▸ **EXERCISE AIM**
Repeat each entry exactly and drop the pictures.

▸ **PROVIDED RECORDS**

--- begin ---

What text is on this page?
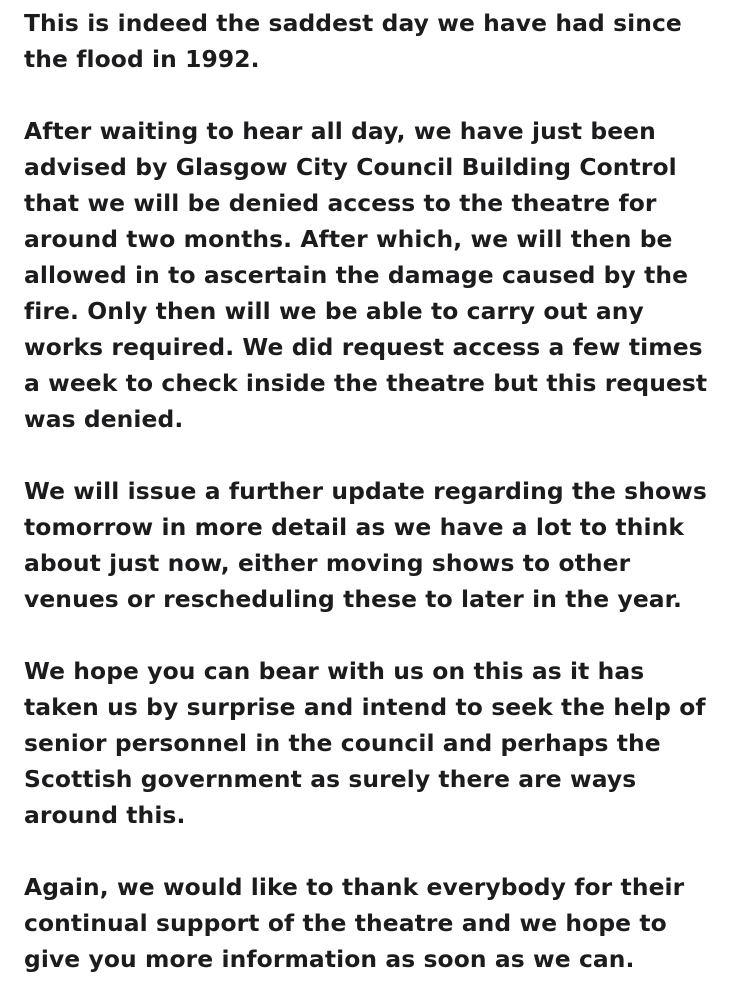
This is indeed the saddest day we have had since
the flood in 1992.

After waiting to hear all day, we have just been
advised by Glasgow City Council Building Control
that we will be denied access to the theatre for
around two months. After which, we will then be
allowed in to ascertain the damage caused by the
fire. Only then will we be able to carry out any
works required. We did request access a few times
a week to check inside the theatre but this request
was denied.

We will issue a further update regarding the shows
tomorrow in more detail as we have a lot to think
about just now, either moving shows to other
venues or rescheduling these to later in the year.

We hope you can bear with us on this as it has
taken us by surprise and intend to seek the help of
senior personnel in the council and perhaps the
Scottish government as surely there are ways
around this.

Again, we would like to thank everybody for their
continual support of the theatre and we hope to
give you more information as soon as we can.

--- end ---

▸ **EXERCISE OUTPUT**
What text is on this page?
This is indeed the saddest day we have had since
the flood in 1992.

After waiting to hear all day, we have just been
advised by Glasgow City Council Building Control
that we will be denied access to the theatre for
around two months. After which, we will then be
allowed in to ascertain the damage caused by the
fire. Only then will we be able to carry out any
works required. We did request access a few times
a week to check inside the theatre but this request
was denied.

We will issue a further update regarding the shows
tomorrow in more detail as we have a lot to think
about just now, either moving shows to other
venues or rescheduling these to later in the year.

We hope you can bear with us on this as it has
taken us by surprise and intend to seek the help of
senior personnel in the council and perhaps the
Scottish government as surely there are ways
around this.

Again, we would like to thank everybody for their
continual support of the theatre and we hope to
give you more information as soon as we can.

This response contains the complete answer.